## Tasks and exercises
A. In the DART documentation below, please rewrite the paragraph beginning "This function computes the DART activation score" more briefly, keeping its main facts.
B. List every author of the 2011 BMC Bioinformatics paper cited in the DART documentation below.
C. Go on with the DART documentation below, starting after its last line.

## Document section

A matrix of dimension 2 times number of edges in network comparing directionality of prior info and that in the observed data

adj

Adjacency matrix of inferred relevance network

s

Model signature vector

c

Correlation matrix between model signature genes

Author(s)

Andrew E Teschendorff, Yan Jiao

References

Jiao Y, Lawler K, Patel GS, Purushotham A, Jones AF, Grigoriadis A, Ng T, Teschendorff AE. (2011) Denoising algorithm based on relevance network topology improves molecular pathway activity inference. BMC Bioinformatics 12:403.

Teschendorff AE, Gomez S, Arenas A, El-Ashry D, Schmidt M, et al. (2010) Improved prognostic classification of breast cancer defined by antagonistic activation patterns of immune response pathway modules. BMC Cancer 10:604.

Examples

data(dataDART)
rn.o <- BuildRN(dataDART$data, dataDART$sign, fdr=0.05)
evalNet.o <- EvalConsNet(rn.o)
## See ?DoDART and vignette('DART') for further examples.

Computes the DART activation score of the model signature in the samples of a data set.

Description

This function computes the DART activation score of the model signature for the samples of a data matrix. This data matrix can be the same data matrix in which DART was applied or it could be a totally independent data set.

Usage

PredActScore(prNet.o, data.m)

Arguments

prNet.o

Output list object from PruneNet.

data.m

A data matrix (numeric) with rows labeling genes/probes and columns labeling samples in which the signature activity scores are desired.

Value

A list with following elements:

adj

Adjacency matrix of the DART network for the genes found in the data set given by data.m.

sign

The corresponding model signature vector for the genes found in the data set.

## Raw data
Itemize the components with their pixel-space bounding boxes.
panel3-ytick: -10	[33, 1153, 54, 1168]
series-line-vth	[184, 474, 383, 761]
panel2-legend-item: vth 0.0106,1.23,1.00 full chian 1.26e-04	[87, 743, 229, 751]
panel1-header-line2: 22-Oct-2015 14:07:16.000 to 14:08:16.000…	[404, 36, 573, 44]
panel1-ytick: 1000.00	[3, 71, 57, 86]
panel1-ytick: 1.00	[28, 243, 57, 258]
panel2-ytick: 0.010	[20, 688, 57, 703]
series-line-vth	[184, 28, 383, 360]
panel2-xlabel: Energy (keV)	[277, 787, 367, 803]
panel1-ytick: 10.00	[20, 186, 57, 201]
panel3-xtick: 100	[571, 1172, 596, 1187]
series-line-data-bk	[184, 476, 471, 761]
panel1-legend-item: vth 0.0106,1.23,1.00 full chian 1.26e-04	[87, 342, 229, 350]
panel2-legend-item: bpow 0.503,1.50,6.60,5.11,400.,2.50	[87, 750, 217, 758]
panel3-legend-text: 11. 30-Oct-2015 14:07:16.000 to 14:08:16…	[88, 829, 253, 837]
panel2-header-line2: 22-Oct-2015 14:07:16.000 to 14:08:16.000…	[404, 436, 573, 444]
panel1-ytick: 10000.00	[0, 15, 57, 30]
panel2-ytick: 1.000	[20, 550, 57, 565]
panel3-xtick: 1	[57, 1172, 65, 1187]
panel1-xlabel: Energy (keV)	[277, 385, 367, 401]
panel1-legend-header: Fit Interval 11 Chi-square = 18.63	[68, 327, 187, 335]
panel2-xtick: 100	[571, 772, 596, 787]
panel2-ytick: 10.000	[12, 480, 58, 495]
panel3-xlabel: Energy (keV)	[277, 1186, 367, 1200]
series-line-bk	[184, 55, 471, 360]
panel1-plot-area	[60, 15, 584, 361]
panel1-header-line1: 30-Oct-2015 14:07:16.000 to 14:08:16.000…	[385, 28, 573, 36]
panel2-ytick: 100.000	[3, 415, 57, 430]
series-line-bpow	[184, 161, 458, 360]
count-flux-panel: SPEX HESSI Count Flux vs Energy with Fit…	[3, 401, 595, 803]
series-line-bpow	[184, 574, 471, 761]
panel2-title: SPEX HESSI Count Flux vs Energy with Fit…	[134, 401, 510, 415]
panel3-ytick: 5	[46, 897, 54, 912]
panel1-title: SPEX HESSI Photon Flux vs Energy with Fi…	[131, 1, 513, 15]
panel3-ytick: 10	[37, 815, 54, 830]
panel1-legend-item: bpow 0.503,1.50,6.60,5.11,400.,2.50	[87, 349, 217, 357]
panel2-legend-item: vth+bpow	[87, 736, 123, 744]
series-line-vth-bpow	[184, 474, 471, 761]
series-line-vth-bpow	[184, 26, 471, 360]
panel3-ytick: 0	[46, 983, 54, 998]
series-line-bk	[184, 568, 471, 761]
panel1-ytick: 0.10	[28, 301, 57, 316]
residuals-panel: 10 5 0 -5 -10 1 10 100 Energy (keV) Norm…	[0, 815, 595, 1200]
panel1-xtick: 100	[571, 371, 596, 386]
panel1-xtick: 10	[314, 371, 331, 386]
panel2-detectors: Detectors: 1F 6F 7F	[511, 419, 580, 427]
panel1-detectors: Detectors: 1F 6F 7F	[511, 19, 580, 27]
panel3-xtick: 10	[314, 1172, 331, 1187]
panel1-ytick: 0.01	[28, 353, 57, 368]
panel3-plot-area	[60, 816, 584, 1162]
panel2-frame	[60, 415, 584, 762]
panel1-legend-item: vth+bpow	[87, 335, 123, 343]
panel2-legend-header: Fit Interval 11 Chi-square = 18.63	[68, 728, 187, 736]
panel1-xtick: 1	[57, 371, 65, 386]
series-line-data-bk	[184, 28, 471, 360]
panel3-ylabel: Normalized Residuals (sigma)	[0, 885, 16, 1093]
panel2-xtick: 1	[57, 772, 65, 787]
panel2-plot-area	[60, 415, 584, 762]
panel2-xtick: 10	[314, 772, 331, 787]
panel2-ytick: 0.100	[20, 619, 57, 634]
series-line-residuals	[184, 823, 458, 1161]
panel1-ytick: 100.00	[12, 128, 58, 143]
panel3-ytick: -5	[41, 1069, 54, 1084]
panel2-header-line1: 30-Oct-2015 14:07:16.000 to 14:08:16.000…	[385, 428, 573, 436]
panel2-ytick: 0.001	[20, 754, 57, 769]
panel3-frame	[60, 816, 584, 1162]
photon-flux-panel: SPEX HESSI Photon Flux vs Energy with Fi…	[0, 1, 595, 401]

## Answers to the exercises
A. The function calculates the DART activation score of the model signature for each sample in a data matrix. That matrix may be the one DART was applied to or an entirely independent data set.

B.
- Jiao Y
- Lawler K
- Patel GS
- Purushotham A
- Jones AF
- Grigoriadis A
- Ng T
- Teschendorff AE

C.
score

A vector of the signature/pathway activity scores for each sample in the data set.

Author(s)

Andrew E Teschendorff, Yan Jiao

References

Jiao Y, Lawler K, Patel GS, Purushotham A, Jones AF, Grigoriadis A, Ng T, Teschendorff AE. (2011) Denoising algorithm based on relevance network topology improves molecular pathway activity inference. BMC Bioinformatics 12:403.

Teschendorff AE, Gomez S, Arenas A, El-Ashry D, Schmidt M, et al. (2010) Improved prognostic classification of breast cancer defined by antagonistic activation patterns of immune response pathway modules. BMC Cancer 10:604.

Examples

data(dataDART)
rn.o <- BuildRN(dataDART$data, dataDART$sign, fdr=0.05)
evalNet.o <- EvalConsNet(rn.o)
prNet.o <- PruneNet(evalNet.o)
pred.o <- PredActScore(prNet.o,dataDART$data)
## See ?DoDART and vignette('DART') for further examples.

Prunes relevance network to allow only edges that are consistent with the predictions of the model signature

Description

Prunes relevance network to allow only edges that are consistent with the predictions of the model signature, and extracts the maximally connected component. This is the denoising step in DART.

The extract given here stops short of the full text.